:: Short task ::
In the records below, work out how many lines hold the word "false". Report the number alone.

** BEGIN Entries **

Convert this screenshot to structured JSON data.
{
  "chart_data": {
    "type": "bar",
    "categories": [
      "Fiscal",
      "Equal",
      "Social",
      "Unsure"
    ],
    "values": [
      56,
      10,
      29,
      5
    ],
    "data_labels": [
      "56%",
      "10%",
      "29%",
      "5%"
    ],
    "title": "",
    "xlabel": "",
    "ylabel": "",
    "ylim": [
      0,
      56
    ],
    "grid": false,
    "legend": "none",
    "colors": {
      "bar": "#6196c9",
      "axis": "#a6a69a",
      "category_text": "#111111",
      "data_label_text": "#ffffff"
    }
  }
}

** END Entries **
** BEGIN Entries **

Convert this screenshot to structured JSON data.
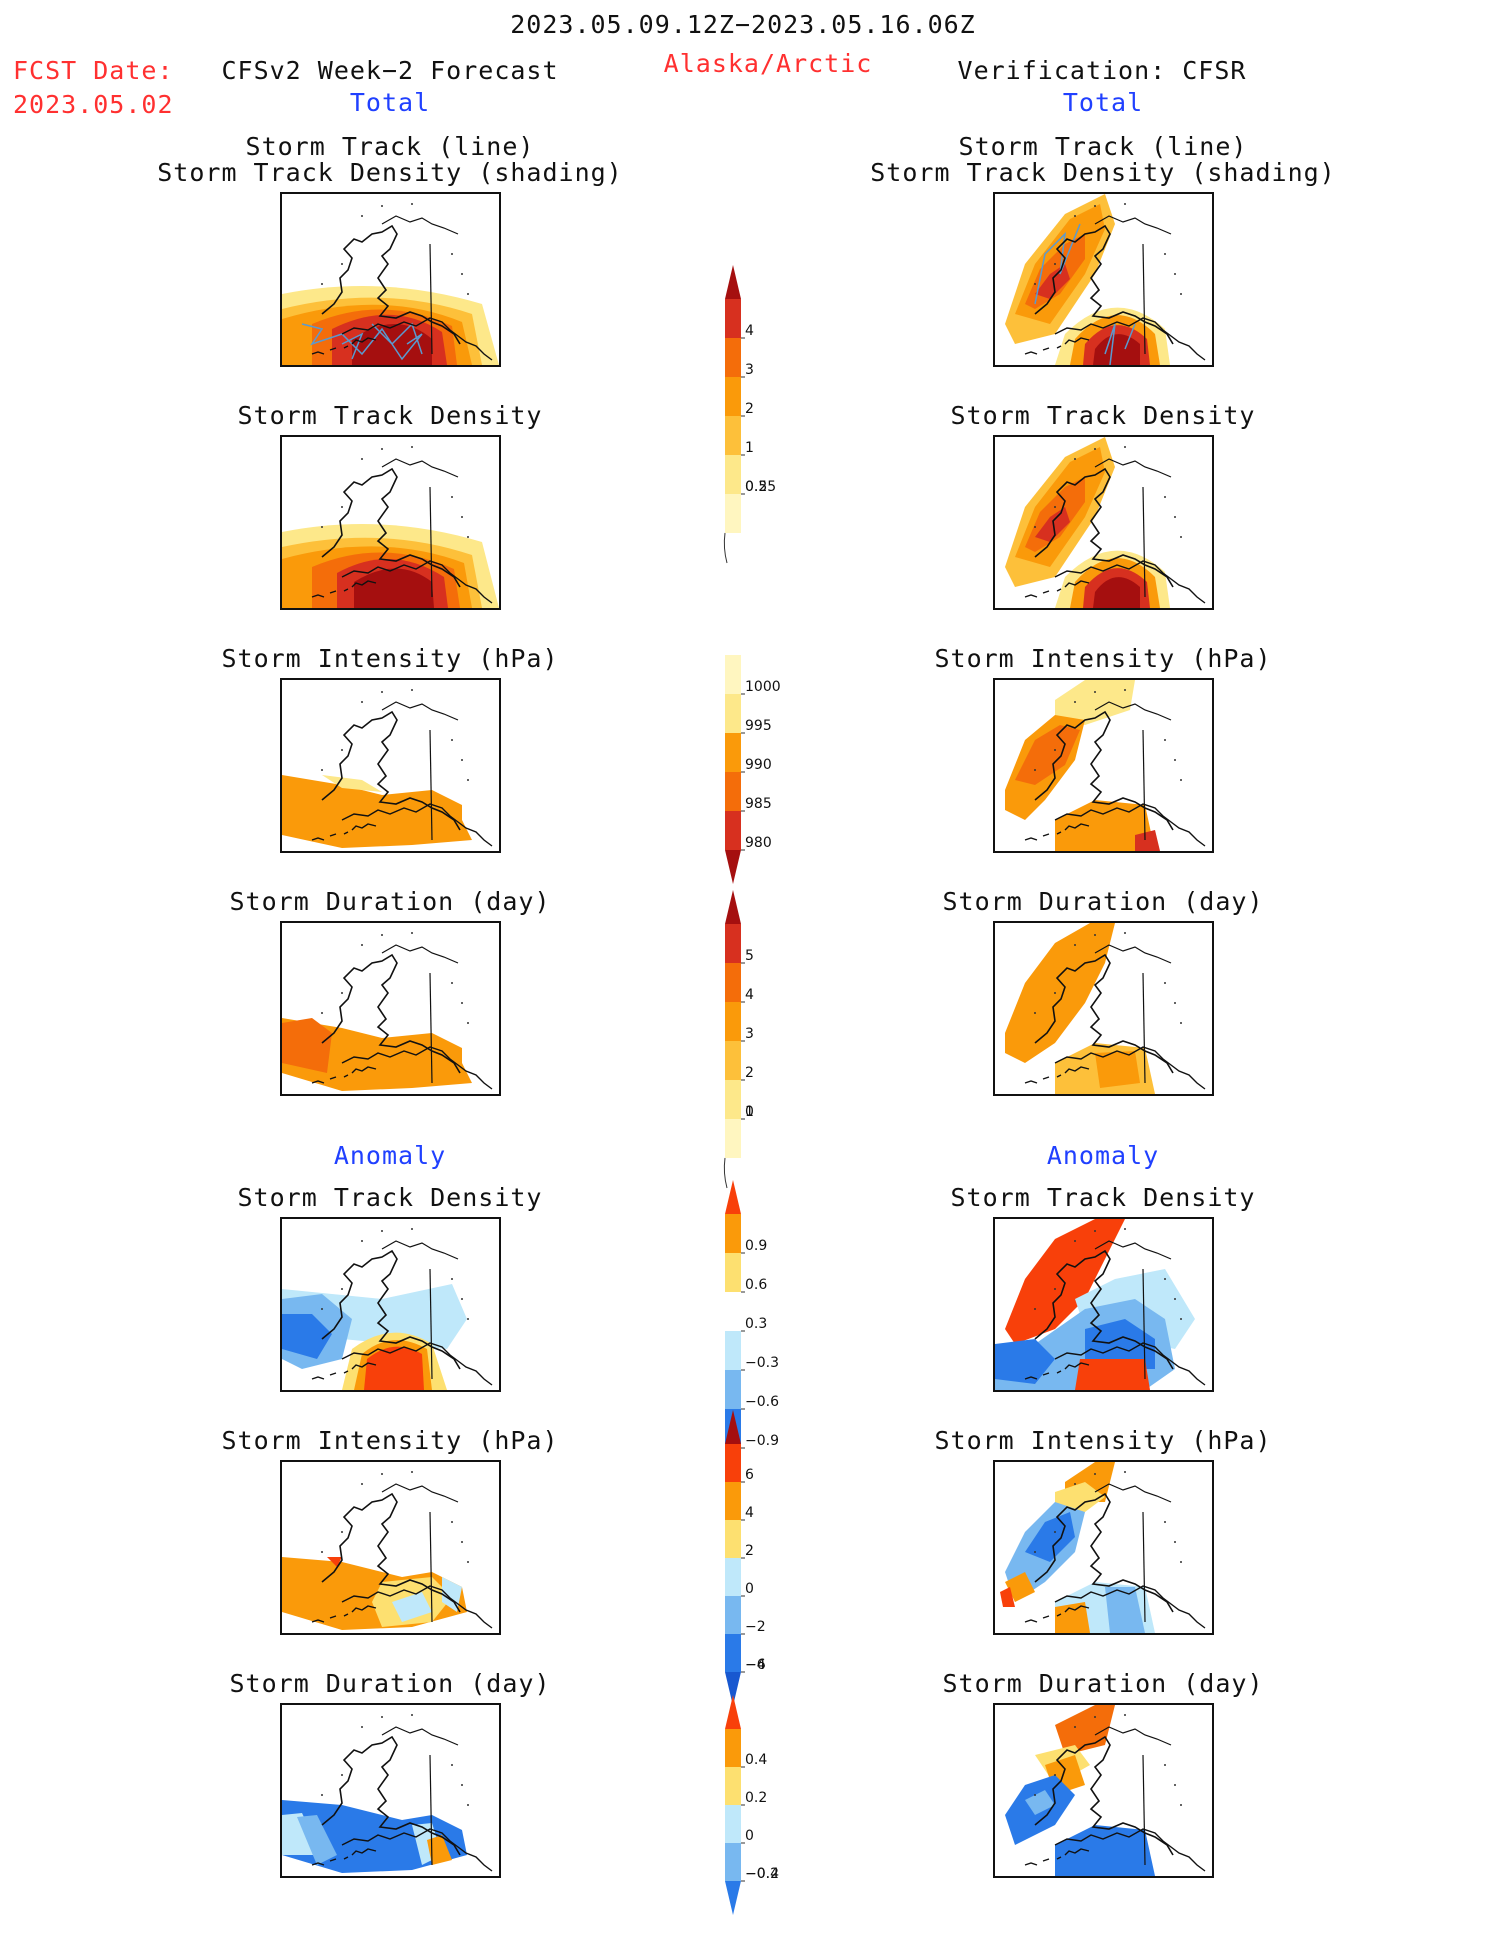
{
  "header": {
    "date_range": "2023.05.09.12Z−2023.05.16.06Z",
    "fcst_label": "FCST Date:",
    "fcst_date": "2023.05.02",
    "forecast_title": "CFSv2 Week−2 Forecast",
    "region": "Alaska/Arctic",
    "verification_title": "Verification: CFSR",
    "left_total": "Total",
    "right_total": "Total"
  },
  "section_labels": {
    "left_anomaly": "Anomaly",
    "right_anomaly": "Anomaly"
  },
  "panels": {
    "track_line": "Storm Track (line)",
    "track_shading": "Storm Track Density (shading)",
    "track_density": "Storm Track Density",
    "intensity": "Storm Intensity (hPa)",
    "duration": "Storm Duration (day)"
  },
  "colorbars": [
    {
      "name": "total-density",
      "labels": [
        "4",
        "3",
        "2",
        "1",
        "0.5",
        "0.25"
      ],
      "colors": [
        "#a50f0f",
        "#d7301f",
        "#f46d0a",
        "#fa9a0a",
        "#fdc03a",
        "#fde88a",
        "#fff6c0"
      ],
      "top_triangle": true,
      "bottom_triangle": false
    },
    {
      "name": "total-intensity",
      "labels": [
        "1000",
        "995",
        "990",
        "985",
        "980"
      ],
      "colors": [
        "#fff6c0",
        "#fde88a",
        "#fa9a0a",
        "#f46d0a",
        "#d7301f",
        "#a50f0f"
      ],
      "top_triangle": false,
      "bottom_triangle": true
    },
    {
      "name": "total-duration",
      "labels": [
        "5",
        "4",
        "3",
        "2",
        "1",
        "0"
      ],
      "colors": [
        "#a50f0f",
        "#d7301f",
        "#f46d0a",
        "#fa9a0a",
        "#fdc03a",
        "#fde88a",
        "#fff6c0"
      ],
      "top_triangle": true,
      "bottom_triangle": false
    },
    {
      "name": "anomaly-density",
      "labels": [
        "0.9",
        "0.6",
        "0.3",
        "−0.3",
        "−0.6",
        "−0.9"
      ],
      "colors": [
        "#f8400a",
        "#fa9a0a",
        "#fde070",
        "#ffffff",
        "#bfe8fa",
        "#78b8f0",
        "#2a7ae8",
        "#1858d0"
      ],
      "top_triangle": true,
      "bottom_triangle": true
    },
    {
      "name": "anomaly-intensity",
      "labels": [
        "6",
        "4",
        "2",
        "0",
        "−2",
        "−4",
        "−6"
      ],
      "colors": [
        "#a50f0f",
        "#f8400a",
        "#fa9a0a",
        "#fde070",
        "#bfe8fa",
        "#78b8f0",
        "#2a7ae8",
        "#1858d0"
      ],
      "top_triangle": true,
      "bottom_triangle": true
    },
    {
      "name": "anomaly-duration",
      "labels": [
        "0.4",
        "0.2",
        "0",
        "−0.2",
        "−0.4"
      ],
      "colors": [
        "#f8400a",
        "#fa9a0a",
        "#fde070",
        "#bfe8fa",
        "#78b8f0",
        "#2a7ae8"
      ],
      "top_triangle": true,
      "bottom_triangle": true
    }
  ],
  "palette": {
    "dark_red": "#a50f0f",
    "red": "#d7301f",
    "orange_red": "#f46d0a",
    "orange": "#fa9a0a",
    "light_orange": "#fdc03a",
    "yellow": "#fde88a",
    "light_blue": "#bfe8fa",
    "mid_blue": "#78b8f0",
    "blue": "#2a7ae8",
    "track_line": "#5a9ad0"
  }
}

** END Entries **

:: Task solution ::
4